_Document segment_
---
Funding options in Hong Kong-seated arbitrations
Background
While arbitration is widely considered to be more time and cost-effective than litigation, the costs involved in arbitration can still be significant and, in common law jurisdictions, the parties to a dispute need to consider the potential legal fees and outlays that they will incur, the costs (if any) that they may recover from the counter-party and the risk of adverse costs being awarded against them.
Financial considerations and cash flow issues can, therefore, discourage parties from pursuing a meritorious claim (or defence), unless they have access to funding from an alternative source, such as a third-party funder who has no connection to the claim, or their lawyer is willing, and legally permitted, to share the financial risks.
Historically, Hong Kong did not permit disputes to be funded by third-parties or via alternative arrangements due to the prohibition on champerty and maintenance:
- Maintenance was prohibited to ensure that an “outsider” to the litigation, someone who has no legal interest in the outcome, could not meddle in the case by, for example, providing funding to one party.
- Champerty is a specific form of maintenance in which the outsider provides funding to one of the parties in exchange for a share of their winnings (the proceeds of the litigation). In recent years, Hong Kong has relaxed its approach to champerty and maintenance in the arbitration context.
---
_Dataset records_
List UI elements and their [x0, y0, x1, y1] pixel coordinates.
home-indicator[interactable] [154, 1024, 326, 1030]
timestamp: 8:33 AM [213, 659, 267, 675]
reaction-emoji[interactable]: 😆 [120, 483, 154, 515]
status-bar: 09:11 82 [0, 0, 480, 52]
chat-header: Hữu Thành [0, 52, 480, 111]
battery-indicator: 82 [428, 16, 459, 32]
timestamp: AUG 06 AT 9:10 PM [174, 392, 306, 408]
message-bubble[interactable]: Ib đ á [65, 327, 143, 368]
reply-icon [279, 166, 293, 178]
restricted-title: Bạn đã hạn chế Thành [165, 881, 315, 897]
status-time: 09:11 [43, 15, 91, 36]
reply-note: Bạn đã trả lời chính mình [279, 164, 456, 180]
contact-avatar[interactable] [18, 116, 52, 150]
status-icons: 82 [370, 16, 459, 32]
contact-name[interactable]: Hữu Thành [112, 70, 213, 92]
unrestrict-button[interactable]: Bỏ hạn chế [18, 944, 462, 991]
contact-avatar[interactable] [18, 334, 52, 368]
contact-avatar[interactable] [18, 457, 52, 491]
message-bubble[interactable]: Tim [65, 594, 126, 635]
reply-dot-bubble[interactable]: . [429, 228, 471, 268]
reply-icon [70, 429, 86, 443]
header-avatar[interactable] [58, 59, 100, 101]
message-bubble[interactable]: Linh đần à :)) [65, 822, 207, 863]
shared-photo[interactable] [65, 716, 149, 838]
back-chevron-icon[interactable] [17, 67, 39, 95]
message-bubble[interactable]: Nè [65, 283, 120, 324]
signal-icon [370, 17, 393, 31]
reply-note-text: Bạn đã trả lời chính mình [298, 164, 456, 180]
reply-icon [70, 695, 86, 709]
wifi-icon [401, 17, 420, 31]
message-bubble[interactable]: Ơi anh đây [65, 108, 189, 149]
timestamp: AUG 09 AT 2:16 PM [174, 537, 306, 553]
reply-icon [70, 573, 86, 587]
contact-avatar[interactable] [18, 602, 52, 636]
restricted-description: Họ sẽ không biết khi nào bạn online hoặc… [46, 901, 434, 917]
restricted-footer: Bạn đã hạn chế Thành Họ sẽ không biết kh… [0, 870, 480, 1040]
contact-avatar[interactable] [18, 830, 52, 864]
---
_Required actions_
[A] Render the sentence "In recent years, Hong Kong has relaxed its approach to champerty and maintenance in the arbitration context." from the arbitration-funding passage into French.
[B] Reproduce everything from "Funding options in" down to "the financial risks." in the arbitration-funding passage, substituting "legal fees and expenses" for "legal fees and outlays".
These entries bear no relation to the arbitration-funding passage.

_Task-by-task outputs_
[A] Ces dernières années, Hong Kong a assoupli son approche à l'égard de la « champerty » et de la « maintenance » dans le contexte de l'arbitrage.

[B]
Funding options in Hong Kong-seated arbitrations
Background
While arbitration is widely considered to be more time and cost-effective than litigation, the costs involved in arbitration can still be significant and, in common law jurisdictions, the parties to a dispute need to consider the potential legal fees and expenses that they will incur, the costs (if any) that they may recover from the counter-party and the risk of adverse costs being awarded against them.
Financial considerations and cash flow issues can, therefore, discourage parties from pursuing a meritorious claim (or defence), unless they have access to funding from an alternative source, such as a third-party funder who has no connection to the claim, or their lawyer is willing, and legally permitted, to share the financial risks.